[Data listing]
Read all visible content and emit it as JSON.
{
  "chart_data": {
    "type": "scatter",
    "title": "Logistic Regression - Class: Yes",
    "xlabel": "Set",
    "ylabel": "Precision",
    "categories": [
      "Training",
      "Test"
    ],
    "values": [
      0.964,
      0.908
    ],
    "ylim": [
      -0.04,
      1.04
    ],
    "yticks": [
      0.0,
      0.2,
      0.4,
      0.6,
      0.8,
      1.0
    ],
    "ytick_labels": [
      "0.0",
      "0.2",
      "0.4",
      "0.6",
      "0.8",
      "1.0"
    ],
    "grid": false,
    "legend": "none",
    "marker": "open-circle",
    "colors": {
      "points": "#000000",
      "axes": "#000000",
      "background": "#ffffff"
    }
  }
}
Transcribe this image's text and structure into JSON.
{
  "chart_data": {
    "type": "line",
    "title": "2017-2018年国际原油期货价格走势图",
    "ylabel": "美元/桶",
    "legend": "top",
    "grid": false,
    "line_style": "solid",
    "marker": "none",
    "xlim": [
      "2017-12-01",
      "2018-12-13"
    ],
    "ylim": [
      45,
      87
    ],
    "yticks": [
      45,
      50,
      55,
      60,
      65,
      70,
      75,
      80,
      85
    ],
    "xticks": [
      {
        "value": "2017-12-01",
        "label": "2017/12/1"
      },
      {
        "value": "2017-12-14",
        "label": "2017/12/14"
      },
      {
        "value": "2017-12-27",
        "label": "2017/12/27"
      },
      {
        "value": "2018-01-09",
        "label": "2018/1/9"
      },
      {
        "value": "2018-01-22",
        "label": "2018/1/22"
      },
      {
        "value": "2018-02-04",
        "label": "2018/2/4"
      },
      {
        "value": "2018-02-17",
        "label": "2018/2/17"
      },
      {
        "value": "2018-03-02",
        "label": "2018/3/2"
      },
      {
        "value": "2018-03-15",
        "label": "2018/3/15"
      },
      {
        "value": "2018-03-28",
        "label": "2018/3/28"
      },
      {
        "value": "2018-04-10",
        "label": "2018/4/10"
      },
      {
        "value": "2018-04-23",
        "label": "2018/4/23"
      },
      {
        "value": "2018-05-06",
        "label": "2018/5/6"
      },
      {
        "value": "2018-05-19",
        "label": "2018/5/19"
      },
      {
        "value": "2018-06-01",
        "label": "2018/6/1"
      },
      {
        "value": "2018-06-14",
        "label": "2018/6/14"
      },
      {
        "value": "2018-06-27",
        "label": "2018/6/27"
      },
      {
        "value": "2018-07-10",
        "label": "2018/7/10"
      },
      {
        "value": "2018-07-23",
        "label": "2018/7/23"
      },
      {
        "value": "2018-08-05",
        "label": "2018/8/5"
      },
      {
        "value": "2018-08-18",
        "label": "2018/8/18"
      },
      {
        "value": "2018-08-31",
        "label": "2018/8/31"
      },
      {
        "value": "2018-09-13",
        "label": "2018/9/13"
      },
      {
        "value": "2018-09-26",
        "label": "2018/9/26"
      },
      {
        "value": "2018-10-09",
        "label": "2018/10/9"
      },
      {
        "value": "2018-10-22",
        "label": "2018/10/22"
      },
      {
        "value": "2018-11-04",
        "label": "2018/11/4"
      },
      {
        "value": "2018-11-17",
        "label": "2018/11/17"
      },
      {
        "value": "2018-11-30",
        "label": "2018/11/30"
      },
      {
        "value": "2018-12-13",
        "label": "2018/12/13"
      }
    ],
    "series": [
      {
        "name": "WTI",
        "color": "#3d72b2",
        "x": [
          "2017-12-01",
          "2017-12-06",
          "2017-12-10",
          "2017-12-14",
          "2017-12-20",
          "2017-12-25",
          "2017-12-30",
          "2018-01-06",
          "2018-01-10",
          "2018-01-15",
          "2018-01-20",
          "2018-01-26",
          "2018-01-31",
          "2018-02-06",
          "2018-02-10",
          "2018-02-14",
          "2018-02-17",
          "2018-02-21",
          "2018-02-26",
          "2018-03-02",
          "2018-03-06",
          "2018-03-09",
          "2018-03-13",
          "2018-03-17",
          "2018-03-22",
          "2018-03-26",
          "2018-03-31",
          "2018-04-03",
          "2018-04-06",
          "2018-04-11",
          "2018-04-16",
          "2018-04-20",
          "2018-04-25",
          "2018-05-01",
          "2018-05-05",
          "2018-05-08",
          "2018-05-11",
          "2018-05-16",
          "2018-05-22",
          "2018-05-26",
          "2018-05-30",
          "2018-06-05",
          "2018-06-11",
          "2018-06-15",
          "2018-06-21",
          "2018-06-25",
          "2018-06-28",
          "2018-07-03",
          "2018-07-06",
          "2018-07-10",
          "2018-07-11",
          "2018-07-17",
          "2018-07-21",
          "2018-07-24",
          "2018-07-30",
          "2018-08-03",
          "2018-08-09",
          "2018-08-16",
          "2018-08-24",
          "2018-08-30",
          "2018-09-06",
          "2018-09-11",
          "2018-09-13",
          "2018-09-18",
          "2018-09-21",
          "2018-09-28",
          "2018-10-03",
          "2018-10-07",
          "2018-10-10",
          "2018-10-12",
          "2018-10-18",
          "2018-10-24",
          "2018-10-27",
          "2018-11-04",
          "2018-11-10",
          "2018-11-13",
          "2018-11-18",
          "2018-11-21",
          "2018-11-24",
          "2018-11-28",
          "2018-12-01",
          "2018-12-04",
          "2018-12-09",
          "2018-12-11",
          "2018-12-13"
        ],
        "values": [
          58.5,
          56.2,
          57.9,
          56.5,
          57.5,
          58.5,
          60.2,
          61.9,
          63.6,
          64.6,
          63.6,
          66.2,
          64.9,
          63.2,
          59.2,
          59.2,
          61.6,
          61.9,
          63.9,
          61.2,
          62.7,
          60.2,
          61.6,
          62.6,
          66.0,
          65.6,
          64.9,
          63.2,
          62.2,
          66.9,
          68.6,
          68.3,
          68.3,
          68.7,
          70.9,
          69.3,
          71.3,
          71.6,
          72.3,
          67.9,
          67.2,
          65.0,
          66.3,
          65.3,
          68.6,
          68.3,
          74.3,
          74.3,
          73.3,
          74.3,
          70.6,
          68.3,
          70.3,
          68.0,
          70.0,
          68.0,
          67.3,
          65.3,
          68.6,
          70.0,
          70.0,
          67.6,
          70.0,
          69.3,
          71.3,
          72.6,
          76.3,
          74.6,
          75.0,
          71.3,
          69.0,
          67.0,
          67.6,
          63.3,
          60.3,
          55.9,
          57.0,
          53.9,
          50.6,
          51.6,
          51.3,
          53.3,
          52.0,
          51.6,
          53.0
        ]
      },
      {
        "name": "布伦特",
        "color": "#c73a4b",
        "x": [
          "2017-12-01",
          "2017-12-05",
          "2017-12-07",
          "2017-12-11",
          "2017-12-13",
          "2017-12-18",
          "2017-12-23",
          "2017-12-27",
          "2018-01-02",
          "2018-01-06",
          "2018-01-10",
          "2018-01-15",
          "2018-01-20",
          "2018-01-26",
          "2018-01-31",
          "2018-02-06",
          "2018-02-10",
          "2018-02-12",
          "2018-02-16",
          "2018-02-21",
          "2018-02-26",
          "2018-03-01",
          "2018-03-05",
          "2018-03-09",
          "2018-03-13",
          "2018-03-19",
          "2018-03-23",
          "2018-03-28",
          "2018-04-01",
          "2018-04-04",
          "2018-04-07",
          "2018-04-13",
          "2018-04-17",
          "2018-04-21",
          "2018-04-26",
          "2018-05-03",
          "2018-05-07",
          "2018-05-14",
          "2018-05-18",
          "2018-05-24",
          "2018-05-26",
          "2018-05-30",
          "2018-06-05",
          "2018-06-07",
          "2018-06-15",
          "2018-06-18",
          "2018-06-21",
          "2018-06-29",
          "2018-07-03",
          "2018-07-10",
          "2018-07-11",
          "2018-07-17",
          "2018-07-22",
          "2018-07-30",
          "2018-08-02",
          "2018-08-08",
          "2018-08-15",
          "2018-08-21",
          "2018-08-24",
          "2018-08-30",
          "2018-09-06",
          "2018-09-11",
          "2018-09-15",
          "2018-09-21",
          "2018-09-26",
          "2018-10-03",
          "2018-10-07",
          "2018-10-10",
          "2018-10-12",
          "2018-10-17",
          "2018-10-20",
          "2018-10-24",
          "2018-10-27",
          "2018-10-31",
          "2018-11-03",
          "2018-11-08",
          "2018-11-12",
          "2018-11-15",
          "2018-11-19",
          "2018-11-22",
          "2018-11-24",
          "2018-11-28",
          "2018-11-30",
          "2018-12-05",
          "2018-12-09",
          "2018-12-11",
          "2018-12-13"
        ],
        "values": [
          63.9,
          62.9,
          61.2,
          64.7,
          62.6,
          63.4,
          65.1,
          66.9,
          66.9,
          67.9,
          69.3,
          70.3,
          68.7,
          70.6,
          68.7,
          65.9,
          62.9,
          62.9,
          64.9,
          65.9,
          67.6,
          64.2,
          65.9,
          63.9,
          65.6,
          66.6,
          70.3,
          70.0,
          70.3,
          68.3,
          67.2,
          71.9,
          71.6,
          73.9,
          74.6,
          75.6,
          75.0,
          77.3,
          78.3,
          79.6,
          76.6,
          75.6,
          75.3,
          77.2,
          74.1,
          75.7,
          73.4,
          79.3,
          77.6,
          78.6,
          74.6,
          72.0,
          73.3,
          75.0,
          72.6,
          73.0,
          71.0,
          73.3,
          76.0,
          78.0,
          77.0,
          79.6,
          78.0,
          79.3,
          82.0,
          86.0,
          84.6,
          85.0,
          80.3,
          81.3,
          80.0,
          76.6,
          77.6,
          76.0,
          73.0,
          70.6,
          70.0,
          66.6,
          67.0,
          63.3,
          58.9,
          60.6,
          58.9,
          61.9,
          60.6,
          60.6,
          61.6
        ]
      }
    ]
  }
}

▶ _Challenge_: Read through the entries and copy each line in which "JSON" appears.

▶ _The output_:
Read all visible content and emit it as JSON.
Transcribe this image's text and structure into JSON.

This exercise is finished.